→ Records shown:
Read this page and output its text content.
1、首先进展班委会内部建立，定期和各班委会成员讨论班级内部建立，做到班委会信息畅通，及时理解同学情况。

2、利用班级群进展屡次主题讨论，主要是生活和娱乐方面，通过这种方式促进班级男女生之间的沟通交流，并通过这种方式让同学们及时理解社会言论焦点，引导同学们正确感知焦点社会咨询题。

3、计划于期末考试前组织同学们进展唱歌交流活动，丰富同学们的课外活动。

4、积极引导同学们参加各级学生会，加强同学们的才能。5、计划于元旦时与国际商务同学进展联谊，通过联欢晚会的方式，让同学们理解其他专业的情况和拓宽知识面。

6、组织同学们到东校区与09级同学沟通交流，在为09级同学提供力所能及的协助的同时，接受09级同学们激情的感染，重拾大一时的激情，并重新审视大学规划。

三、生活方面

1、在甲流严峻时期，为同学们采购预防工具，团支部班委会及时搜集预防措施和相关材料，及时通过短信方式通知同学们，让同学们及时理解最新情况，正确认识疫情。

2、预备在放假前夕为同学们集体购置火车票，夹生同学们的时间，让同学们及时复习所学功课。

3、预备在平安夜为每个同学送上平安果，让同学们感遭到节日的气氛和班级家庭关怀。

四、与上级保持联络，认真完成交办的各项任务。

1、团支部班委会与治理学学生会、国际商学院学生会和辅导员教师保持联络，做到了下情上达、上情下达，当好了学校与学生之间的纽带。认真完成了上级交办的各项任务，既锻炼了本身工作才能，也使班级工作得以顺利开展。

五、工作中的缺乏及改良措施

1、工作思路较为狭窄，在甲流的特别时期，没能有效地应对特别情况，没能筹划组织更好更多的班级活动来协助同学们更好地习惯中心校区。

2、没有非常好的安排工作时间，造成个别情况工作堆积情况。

...

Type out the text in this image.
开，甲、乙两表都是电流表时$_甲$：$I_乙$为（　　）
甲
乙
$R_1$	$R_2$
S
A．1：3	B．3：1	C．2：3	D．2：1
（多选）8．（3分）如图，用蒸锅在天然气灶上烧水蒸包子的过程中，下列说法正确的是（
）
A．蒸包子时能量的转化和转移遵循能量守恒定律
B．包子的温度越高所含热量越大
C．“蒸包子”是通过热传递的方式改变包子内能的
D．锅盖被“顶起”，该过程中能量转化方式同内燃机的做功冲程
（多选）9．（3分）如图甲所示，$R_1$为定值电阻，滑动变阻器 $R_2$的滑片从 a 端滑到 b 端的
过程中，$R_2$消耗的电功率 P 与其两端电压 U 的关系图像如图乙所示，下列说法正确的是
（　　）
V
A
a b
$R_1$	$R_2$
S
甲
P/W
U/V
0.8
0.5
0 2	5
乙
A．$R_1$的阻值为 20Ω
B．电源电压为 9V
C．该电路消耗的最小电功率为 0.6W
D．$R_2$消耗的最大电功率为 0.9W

--

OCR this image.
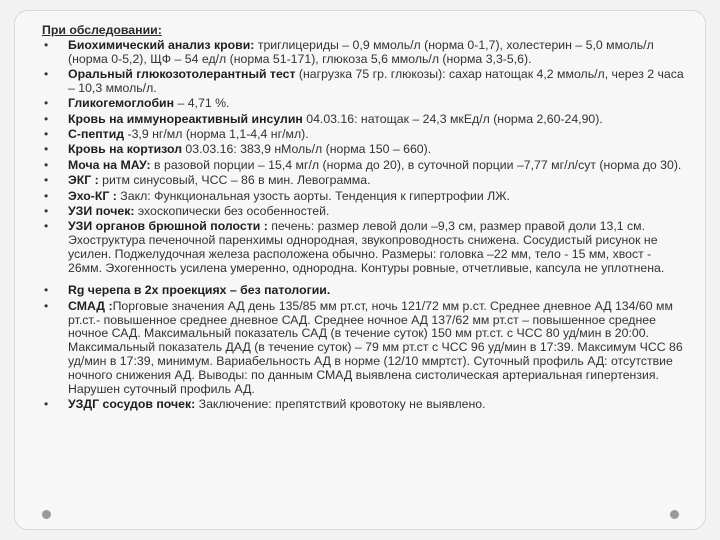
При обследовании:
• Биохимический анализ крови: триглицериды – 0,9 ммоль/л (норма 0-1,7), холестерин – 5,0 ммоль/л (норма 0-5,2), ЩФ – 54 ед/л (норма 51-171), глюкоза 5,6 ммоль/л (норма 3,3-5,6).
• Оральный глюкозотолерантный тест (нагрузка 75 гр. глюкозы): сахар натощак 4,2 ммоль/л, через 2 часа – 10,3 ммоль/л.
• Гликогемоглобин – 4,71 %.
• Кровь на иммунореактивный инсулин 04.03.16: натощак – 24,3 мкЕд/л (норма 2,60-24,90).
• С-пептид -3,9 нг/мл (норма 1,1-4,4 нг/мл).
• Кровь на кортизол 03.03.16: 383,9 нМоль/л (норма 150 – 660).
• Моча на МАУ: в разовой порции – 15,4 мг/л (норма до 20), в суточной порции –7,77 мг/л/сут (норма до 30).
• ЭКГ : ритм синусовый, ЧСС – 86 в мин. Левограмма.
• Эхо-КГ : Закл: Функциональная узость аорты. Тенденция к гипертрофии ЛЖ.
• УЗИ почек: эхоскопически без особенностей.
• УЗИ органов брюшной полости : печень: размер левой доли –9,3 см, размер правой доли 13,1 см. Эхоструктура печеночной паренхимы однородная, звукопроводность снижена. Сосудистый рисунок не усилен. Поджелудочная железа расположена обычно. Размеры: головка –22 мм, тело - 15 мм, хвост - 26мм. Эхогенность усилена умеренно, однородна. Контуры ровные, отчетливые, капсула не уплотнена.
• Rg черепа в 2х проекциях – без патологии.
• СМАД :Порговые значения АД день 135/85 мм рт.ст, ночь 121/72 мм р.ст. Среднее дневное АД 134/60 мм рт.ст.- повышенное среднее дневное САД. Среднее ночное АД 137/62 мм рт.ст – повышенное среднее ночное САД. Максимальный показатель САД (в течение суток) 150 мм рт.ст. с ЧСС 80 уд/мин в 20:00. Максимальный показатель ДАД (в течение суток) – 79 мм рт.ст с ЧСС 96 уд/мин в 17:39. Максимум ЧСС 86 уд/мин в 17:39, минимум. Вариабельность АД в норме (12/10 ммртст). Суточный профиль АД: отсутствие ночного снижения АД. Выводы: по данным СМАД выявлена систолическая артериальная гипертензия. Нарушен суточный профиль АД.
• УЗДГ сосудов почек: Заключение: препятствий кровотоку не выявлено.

→ Job: List all lines from the entries that include the word "text".

→ Full output:
Read this page and output its text content.
Type out the text in this image.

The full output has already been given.